»»
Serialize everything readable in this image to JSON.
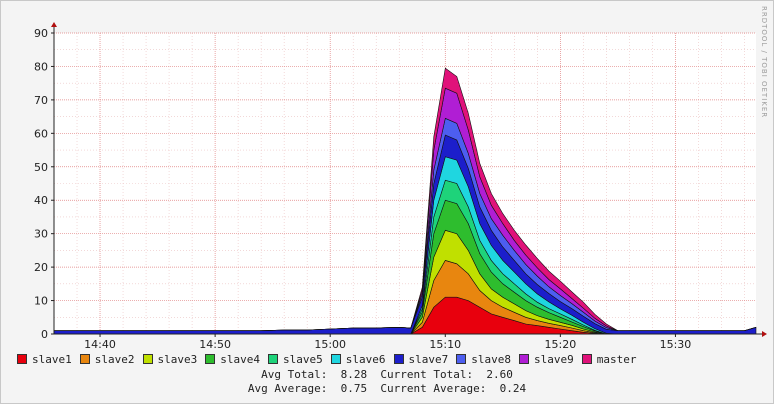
{
  "chart_data": {
    "type": "area",
    "stacked": true,
    "watermark": "RRDTOOL / TOBI OETIKER",
    "x_ticks": [
      "14:40",
      "14:50",
      "15:00",
      "15:10",
      "15:20",
      "15:30"
    ],
    "y_ticks": [
      0,
      10,
      20,
      30,
      40,
      50,
      60,
      70,
      80,
      90
    ],
    "ylim": [
      0,
      90
    ],
    "x": [
      "14:36",
      "14:37",
      "14:38",
      "14:39",
      "14:40",
      "14:42",
      "14:44",
      "14:46",
      "14:48",
      "14:50",
      "14:52",
      "14:54",
      "14:56",
      "14:58",
      "15:00",
      "15:02",
      "15:04",
      "15:06",
      "15:07",
      "15:08",
      "15:09",
      "15:10",
      "15:11",
      "15:12",
      "15:13",
      "15:14",
      "15:15",
      "15:16",
      "15:17",
      "15:18",
      "15:19",
      "15:20",
      "15:21",
      "15:22",
      "15:23",
      "15:24",
      "15:25",
      "15:26",
      "15:28",
      "15:30",
      "15:32",
      "15:34",
      "15:36",
      "15:37"
    ],
    "series": [
      {
        "name": "slave1",
        "color": "#e8000d",
        "values": [
          0,
          0,
          0,
          0,
          0,
          0,
          0,
          0,
          0,
          0,
          0,
          0,
          0,
          0,
          0,
          0,
          0,
          0,
          0,
          2,
          8,
          11,
          11,
          10,
          8,
          6,
          5,
          4,
          3,
          2.5,
          2,
          1.5,
          1,
          0.5,
          0.2,
          0,
          0,
          0,
          0,
          0,
          0,
          0,
          0,
          0
        ]
      },
      {
        "name": "slave2",
        "color": "#e8860f",
        "values": [
          0,
          0,
          0,
          0,
          0,
          0,
          0,
          0,
          0,
          0,
          0,
          0,
          0,
          0,
          0,
          0,
          0,
          0,
          0,
          1.5,
          8,
          11,
          10,
          8,
          5,
          4,
          3,
          2.5,
          2,
          1.5,
          1.2,
          1,
          0.8,
          0.5,
          0.2,
          0,
          0,
          0,
          0,
          0,
          0,
          0,
          0,
          0
        ]
      },
      {
        "name": "slave3",
        "color": "#c0e000",
        "values": [
          0,
          0,
          0,
          0,
          0,
          0,
          0,
          0,
          0,
          0,
          0,
          0,
          0,
          0,
          0,
          0,
          0,
          0,
          0,
          1.5,
          7,
          9,
          9,
          7,
          5,
          3.5,
          3,
          2.5,
          2,
          1.5,
          1.2,
          1,
          0.8,
          0.5,
          0.2,
          0,
          0,
          0,
          0,
          0,
          0,
          0,
          0,
          0
        ]
      },
      {
        "name": "slave4",
        "color": "#2ebd2e",
        "values": [
          0,
          0,
          0,
          0,
          0,
          0,
          0,
          0,
          0,
          0,
          0,
          0,
          0,
          0,
          0,
          0,
          0,
          0,
          0,
          1.5,
          7,
          9,
          9,
          8,
          6,
          5,
          4,
          3.5,
          3,
          2.5,
          2,
          1.5,
          1,
          0.7,
          0.3,
          0,
          0,
          0,
          0,
          0,
          0,
          0,
          0,
          0
        ]
      },
      {
        "name": "slave5",
        "color": "#1ed37a",
        "values": [
          0,
          0,
          0,
          0,
          0,
          0,
          0,
          0,
          0,
          0,
          0,
          0,
          0,
          0,
          0,
          0,
          0,
          0,
          0,
          1,
          5,
          6,
          6,
          5,
          4,
          3.5,
          3,
          2.5,
          2,
          1.5,
          1.2,
          1,
          0.8,
          0.5,
          0.2,
          0,
          0,
          0,
          0,
          0,
          0,
          0,
          0,
          0
        ]
      },
      {
        "name": "slave6",
        "color": "#1fd6e0",
        "values": [
          0,
          0,
          0,
          0,
          0,
          0,
          0,
          0,
          0,
          0,
          0,
          0,
          0,
          0,
          0,
          0,
          0,
          0,
          0,
          1,
          5,
          7,
          7,
          6,
          5,
          4.5,
          4,
          3.5,
          3,
          2.5,
          2,
          1.5,
          1.2,
          0.8,
          0.5,
          0.2,
          0,
          0,
          0,
          0,
          0,
          0,
          0,
          0
        ]
      },
      {
        "name": "slave7",
        "color": "#1c1ecb",
        "values": [
          1,
          1,
          1,
          1,
          1,
          1,
          1,
          1,
          1,
          1,
          1,
          1,
          1.2,
          1.2,
          1.5,
          1.8,
          1.8,
          2,
          1.8,
          2.5,
          5,
          6.5,
          6,
          5.5,
          5,
          4.5,
          4,
          3.5,
          3,
          2.8,
          2.5,
          2.2,
          2,
          1.8,
          1.5,
          1.2,
          1,
          1,
          1,
          1,
          1,
          1,
          1,
          2
        ]
      },
      {
        "name": "slave8",
        "color": "#4d5ef0",
        "values": [
          0,
          0,
          0,
          0,
          0,
          0,
          0,
          0,
          0,
          0,
          0,
          0,
          0,
          0,
          0,
          0,
          0,
          0,
          0,
          1,
          4,
          5,
          5,
          4.5,
          4,
          3.5,
          3.5,
          3,
          2.8,
          2.5,
          2,
          1.8,
          1.5,
          1.2,
          0.8,
          0.5,
          0,
          0,
          0,
          0,
          0,
          0,
          0,
          0
        ]
      },
      {
        "name": "slave9",
        "color": "#b01ed4",
        "values": [
          0,
          0,
          0,
          0,
          0,
          0,
          0,
          0,
          0,
          0,
          0,
          0,
          0,
          0,
          0,
          0,
          0,
          0,
          0,
          1,
          6,
          9,
          9,
          7,
          5,
          4,
          3.5,
          3,
          2.8,
          2.5,
          2.2,
          2,
          1.5,
          1.2,
          0.8,
          0.5,
          0,
          0,
          0,
          0,
          0,
          0,
          0,
          0
        ]
      },
      {
        "name": "master",
        "color": "#e0127a",
        "values": [
          0,
          0,
          0,
          0,
          0,
          0,
          0,
          0,
          0,
          0,
          0,
          0,
          0,
          0,
          0,
          0,
          0,
          0,
          0,
          1,
          4,
          6,
          5,
          5,
          4,
          3.5,
          3,
          3,
          3,
          2.8,
          2.5,
          2.3,
          2,
          1.8,
          1.2,
          0.6,
          0,
          0,
          0,
          0,
          0,
          0,
          0,
          0
        ]
      }
    ],
    "stats": {
      "avg_total_label": "Avg Total:",
      "avg_total": "8.28",
      "current_total_label": "Current Total:",
      "current_total": "2.60",
      "avg_average_label": "Avg Average:",
      "avg_average": "0.75",
      "current_average_label": "Current Average:",
      "current_average": "0.24"
    },
    "grid": true,
    "legend_position": "bottom"
  }
}
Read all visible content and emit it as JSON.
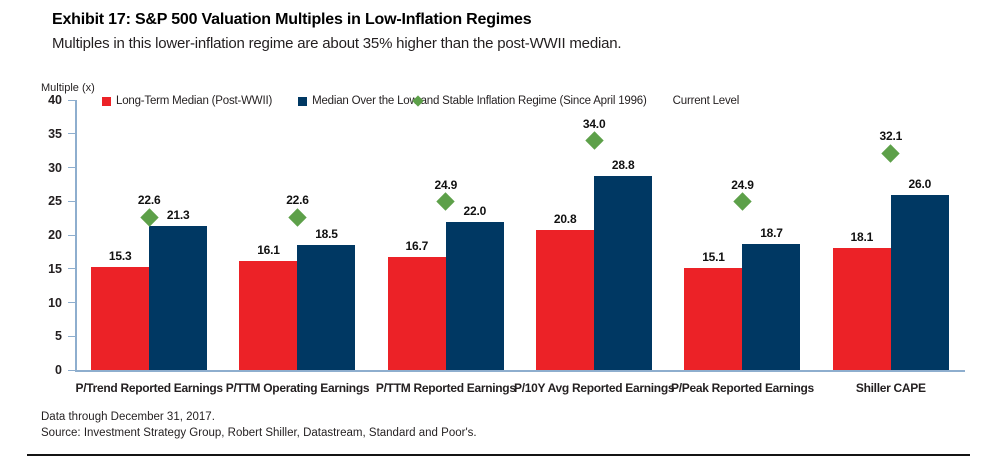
{
  "colors": {
    "red": "#EC2227",
    "navy": "#003863",
    "green": "#5DA049",
    "axis": "#8EAECE",
    "rule": "#141414"
  },
  "footnotes": {
    "line1": "Data through December 31, 2017.",
    "line2": "Source: Investment Strategy Group, Robert Shiller, Datastream, Standard and Poor's."
  },
  "chart_data": {
    "type": "bar",
    "title": "Exhibit 17: S&P 500 Valuation Multiples in Low-Inflation Regimes",
    "subtitle": "Multiples in this lower-inflation regime are about 35% higher than the post-WWII median.",
    "ylabel": "Multiple (x)",
    "xlabel": "",
    "ylim": [
      0,
      40
    ],
    "yticks": [
      0,
      5,
      10,
      15,
      20,
      25,
      30,
      35,
      40
    ],
    "grid": false,
    "legend_position": "top",
    "categories": [
      "P/Trend Reported Earnings",
      "P/TTM Operating Earnings",
      "P/TTM Reported Earnings",
      "P/10Y Avg Reported Earnings",
      "P/Peak Reported Earnings",
      "Shiller CAPE"
    ],
    "series": [
      {
        "name": "Long-Term Median (Post-WWII)",
        "type": "bar",
        "color_key": "red",
        "values": [
          15.3,
          16.1,
          16.7,
          20.8,
          15.1,
          18.1
        ]
      },
      {
        "name": "Median Over the Low and Stable Inflation Regime (Since April 1996)",
        "type": "bar",
        "color_key": "navy",
        "values": [
          21.3,
          18.5,
          22.0,
          28.8,
          18.7,
          26.0
        ]
      },
      {
        "name": "Current Level",
        "type": "point",
        "marker": "diamond",
        "color_key": "green",
        "values": [
          22.6,
          22.6,
          24.9,
          34.0,
          24.9,
          32.1
        ]
      }
    ]
  }
}
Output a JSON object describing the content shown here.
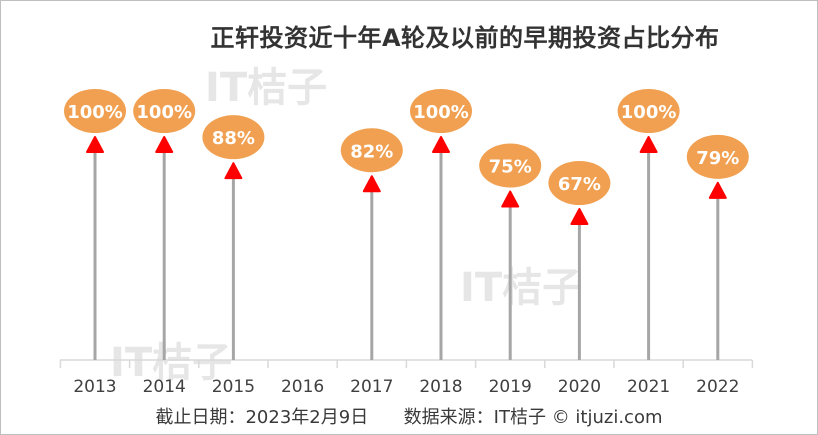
{
  "title": "正轩投资近十年A轮及以前的早期投资占比分布",
  "footer": {
    "cutoff": "截止日期：2023年2月9日",
    "source": "数据来源：IT桔子 © itjuzi.com"
  },
  "watermark": {
    "brand": "IT桔子",
    "url": "ITJUZI.COM"
  },
  "colors": {
    "bubble": "#F0A050",
    "marker": "#FF0000",
    "stem": "#A6A6A6",
    "axis": "#D9D9D9",
    "label_text": "#FFFFFF",
    "tick_text": "#404040"
  },
  "chart_data": {
    "type": "lollipop",
    "categories": [
      "2013",
      "2014",
      "2015",
      "2016",
      "2017",
      "2018",
      "2019",
      "2020",
      "2021",
      "2022"
    ],
    "values": [
      100,
      100,
      88,
      null,
      82,
      100,
      75,
      67,
      100,
      79
    ],
    "labels": [
      "100%",
      "100%",
      "88%",
      "",
      "82%",
      "100%",
      "75%",
      "67%",
      "100%",
      "79%"
    ],
    "ylim": [
      0,
      100
    ],
    "grid": false,
    "legend": "none"
  }
}
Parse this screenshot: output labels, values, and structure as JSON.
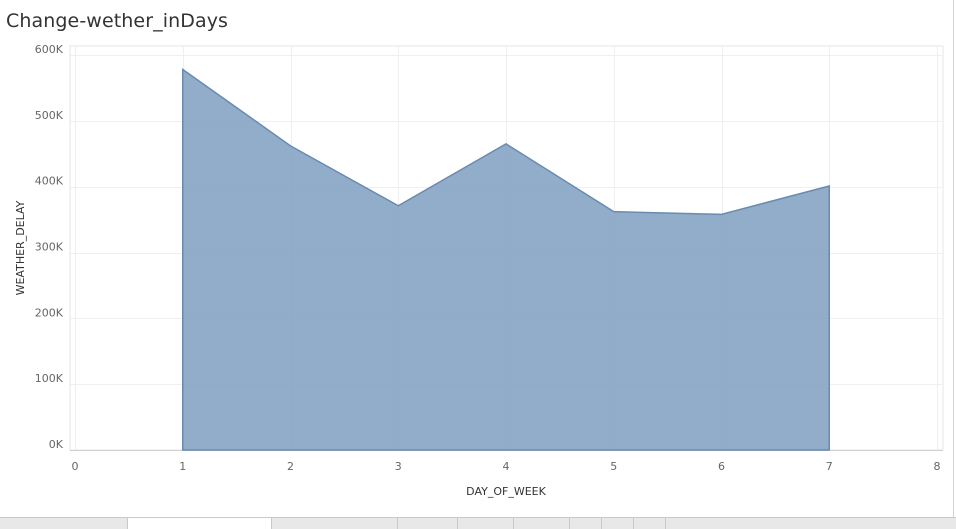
««
EXERCISE BRIEF
Reproduce exactly, without any picture, the lines from the one bearing "Output a JSON" to the last line of the records above.

TASK RESULT
Output a JSON object describing the content shown here.
{
  "title": "正轩投资近十年A轮及以前的早期投资占比分布",
  "footer": {
    "cutoff": "截止日期：2023年2月9日",
    "source": "数据来源：IT桔子 © itjuzi.com"
  },
  "watermark": {
    "brand": "IT桔子",
    "url": "ITJUZI.COM"
  },
  "colors": {
    "bubble": "#F0A050",
    "marker": "#FF0000",
    "stem": "#A6A6A6",
    "axis": "#D9D9D9",
    "label_text": "#FFFFFF",
    "tick_text": "#404040"
  },
  "chart_data": {
    "type": "lollipop",
    "categories": [
      "2013",
      "2014",
      "2015",
      "2016",
      "2017",
      "2018",
      "2019",
      "2020",
      "2021",
      "2022"
    ],
    "values": [
      100,
      100,
      88,
      null,
      82,
      100,
      75,
      67,
      100,
      79
    ],
    "labels": [
      "100%",
      "100%",
      "88%",
      "",
      "82%",
      "100%",
      "75%",
      "67%",
      "100%",
      "79%"
    ],
    "ylim": [
      0,
      100
    ],
    "grid": false,
    "legend": "none"
  }
}
Parse this screenshot: output labels, values, and structure as JSON.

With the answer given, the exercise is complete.